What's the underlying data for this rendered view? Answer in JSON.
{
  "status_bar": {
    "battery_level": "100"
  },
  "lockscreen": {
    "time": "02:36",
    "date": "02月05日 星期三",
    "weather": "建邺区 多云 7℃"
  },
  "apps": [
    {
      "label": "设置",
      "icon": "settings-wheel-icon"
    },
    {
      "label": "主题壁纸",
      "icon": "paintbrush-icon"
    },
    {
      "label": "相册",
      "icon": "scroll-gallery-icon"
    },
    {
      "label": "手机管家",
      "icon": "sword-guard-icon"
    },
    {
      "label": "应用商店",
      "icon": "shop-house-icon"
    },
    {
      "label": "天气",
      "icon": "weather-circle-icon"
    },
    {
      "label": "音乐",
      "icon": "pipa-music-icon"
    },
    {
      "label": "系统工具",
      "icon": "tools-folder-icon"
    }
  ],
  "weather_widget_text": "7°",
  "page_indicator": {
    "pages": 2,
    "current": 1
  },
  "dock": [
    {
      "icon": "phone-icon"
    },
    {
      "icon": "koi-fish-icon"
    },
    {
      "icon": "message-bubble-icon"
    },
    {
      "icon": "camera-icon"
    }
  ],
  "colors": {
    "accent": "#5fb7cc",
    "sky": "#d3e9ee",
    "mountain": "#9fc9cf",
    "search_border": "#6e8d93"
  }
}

= = =

EXERCISE DETAILS: Search the entries for the word "icon" and gather every line where it appears.

RESULT FOR THIS TASK:
      "icon": "settings-wheel-icon"
      "icon": "paintbrush-icon"
      "icon": "scroll-gallery-icon"
      "icon": "sword-guard-icon"
      "icon": "shop-house-icon"
      "icon": "weather-circle-icon"
      "icon": "pipa-music-icon"
      "icon": "tools-folder-icon"
      "icon": "phone-icon"
      "icon": "koi-fish-icon"
      "icon": "message-bubble-icon"
      "icon": "camera-icon"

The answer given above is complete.